◆ GOAL ◆
Only a number is wanted: how many lines in the records below contain "Parameter"?
- - -
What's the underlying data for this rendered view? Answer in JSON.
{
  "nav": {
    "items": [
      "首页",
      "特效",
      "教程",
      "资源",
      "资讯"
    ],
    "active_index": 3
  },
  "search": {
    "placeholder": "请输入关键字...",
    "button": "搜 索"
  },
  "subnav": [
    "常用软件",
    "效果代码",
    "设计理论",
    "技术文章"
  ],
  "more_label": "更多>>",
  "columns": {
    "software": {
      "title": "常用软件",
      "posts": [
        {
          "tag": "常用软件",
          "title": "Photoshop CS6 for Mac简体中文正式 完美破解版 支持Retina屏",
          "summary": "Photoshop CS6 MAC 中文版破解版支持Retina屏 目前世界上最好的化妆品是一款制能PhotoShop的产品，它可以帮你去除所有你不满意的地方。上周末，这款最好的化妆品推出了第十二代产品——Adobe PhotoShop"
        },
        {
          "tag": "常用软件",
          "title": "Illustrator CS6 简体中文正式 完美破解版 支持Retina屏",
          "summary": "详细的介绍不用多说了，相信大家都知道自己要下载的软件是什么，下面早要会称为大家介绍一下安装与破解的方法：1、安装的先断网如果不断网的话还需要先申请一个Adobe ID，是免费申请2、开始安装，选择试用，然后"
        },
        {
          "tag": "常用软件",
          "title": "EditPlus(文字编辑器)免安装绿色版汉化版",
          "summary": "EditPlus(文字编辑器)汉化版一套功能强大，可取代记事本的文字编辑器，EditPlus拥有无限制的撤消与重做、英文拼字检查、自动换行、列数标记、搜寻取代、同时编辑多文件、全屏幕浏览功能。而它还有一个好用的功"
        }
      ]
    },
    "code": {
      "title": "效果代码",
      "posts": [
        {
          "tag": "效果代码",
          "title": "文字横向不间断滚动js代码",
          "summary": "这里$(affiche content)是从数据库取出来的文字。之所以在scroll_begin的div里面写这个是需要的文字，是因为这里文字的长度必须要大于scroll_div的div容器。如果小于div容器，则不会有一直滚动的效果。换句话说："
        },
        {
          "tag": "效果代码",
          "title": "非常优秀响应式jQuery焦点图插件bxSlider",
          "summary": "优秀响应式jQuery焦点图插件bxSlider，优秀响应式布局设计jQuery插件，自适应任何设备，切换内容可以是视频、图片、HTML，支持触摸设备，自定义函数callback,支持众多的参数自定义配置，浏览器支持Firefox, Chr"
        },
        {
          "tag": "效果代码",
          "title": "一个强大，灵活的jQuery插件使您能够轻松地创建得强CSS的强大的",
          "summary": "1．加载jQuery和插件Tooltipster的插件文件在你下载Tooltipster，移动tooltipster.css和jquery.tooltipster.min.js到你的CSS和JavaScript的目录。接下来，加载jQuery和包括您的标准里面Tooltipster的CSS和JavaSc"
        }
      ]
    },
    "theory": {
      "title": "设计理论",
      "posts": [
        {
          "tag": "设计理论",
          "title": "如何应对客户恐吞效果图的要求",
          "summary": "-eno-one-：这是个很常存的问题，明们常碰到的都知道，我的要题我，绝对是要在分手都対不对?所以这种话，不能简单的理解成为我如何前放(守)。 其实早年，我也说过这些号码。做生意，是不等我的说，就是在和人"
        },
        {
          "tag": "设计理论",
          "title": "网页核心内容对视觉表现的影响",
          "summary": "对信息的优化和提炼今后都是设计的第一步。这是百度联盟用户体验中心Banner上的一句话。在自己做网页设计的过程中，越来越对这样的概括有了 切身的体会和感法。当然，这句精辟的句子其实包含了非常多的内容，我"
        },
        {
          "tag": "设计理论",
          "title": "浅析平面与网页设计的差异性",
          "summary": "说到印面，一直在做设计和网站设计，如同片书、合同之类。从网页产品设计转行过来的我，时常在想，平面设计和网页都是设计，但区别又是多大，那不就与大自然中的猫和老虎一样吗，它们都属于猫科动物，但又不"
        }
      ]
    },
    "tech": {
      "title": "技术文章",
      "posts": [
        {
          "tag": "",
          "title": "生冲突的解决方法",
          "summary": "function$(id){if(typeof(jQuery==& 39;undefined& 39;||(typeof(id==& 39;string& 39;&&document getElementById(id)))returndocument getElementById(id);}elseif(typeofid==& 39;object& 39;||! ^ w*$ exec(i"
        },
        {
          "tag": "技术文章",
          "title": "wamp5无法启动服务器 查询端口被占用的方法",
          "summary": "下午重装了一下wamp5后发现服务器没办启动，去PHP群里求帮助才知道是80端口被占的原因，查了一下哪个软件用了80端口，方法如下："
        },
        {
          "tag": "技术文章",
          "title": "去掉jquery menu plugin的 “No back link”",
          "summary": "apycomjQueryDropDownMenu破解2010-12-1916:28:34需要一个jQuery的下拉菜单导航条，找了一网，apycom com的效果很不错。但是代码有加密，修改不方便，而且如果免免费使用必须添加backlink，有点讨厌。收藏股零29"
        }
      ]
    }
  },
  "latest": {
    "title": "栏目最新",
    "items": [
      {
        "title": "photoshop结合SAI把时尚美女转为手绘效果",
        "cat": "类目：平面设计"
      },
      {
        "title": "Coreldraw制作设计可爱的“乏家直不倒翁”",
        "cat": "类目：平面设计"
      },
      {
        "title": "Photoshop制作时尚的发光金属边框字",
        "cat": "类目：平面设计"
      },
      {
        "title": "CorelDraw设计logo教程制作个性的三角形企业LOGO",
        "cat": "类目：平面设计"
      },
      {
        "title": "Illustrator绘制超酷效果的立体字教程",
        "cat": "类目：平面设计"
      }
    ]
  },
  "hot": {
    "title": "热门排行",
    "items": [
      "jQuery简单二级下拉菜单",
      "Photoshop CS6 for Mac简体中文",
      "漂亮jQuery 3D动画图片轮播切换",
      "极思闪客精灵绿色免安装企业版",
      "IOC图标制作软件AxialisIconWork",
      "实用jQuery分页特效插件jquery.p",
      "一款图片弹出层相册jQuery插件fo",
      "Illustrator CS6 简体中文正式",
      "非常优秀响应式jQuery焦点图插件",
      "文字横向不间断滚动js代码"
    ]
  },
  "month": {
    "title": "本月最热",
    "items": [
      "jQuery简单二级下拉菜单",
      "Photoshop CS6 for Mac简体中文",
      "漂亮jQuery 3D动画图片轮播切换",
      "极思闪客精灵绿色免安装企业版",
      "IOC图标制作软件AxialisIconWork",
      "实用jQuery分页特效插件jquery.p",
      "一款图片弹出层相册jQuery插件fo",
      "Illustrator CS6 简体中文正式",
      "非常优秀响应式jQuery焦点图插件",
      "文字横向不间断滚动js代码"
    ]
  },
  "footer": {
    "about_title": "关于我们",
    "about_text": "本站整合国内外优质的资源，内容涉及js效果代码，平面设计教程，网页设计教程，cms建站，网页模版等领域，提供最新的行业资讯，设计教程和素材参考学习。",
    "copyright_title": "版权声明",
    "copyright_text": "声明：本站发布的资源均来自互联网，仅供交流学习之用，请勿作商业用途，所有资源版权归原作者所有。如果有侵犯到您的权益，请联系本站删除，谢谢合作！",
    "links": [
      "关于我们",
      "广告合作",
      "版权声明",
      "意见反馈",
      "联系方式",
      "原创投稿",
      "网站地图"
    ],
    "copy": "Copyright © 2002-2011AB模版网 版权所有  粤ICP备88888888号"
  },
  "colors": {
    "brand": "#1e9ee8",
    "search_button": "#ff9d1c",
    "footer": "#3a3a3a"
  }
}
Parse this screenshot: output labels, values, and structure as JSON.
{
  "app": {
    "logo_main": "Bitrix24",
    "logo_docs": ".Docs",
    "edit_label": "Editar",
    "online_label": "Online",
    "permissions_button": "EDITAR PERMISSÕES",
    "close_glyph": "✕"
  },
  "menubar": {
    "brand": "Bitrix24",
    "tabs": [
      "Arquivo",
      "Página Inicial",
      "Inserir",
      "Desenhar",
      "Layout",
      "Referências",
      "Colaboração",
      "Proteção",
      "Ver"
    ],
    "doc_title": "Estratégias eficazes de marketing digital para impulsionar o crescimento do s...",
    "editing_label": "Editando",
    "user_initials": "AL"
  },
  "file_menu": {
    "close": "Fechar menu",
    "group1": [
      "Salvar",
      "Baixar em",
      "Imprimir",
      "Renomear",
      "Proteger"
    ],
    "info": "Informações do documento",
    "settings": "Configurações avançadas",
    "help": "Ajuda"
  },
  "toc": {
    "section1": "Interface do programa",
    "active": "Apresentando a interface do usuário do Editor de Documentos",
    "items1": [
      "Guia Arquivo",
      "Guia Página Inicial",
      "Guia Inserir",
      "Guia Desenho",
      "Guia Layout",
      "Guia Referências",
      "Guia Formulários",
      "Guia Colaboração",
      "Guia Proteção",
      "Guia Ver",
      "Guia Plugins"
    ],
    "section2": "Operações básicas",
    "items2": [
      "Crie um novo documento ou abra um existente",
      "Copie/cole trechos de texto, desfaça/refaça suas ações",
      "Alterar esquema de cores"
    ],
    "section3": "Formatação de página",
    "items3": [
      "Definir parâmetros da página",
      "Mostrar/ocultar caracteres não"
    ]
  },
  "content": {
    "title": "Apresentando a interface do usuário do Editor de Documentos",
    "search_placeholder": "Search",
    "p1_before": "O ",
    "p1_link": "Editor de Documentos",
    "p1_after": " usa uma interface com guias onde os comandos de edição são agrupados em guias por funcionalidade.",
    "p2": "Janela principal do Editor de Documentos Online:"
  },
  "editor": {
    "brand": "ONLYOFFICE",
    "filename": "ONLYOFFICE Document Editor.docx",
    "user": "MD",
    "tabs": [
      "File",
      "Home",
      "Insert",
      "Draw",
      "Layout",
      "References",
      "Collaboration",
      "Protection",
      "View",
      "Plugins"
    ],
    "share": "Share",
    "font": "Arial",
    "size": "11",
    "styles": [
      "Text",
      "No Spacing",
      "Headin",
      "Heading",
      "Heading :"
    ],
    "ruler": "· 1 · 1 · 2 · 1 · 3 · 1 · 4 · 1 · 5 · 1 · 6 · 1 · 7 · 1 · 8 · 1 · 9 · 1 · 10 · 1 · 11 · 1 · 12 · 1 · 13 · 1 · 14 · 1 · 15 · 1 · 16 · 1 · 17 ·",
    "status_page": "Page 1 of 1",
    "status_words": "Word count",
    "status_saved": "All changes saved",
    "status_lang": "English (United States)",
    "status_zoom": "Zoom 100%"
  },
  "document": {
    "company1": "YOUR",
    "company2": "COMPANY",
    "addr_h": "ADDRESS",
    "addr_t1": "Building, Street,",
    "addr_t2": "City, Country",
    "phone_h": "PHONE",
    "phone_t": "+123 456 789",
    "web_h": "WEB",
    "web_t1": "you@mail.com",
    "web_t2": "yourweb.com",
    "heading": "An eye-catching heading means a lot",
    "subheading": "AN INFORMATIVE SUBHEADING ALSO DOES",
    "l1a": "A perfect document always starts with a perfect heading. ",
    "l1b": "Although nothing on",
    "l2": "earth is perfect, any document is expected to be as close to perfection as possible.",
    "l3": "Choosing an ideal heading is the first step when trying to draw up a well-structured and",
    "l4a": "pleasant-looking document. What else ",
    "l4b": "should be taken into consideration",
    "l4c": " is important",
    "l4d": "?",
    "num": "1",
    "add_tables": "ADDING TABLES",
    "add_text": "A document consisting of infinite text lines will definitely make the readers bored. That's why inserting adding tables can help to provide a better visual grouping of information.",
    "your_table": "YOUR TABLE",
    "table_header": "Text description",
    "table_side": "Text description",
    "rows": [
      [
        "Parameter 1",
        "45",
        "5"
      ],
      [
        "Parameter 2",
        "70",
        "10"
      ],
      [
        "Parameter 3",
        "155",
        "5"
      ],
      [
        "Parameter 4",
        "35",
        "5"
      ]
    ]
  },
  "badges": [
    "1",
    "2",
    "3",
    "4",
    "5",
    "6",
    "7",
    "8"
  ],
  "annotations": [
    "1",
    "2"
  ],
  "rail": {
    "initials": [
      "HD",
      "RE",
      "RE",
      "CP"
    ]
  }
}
- - -
◆ RESULT OF THE EXERCISE ◆
4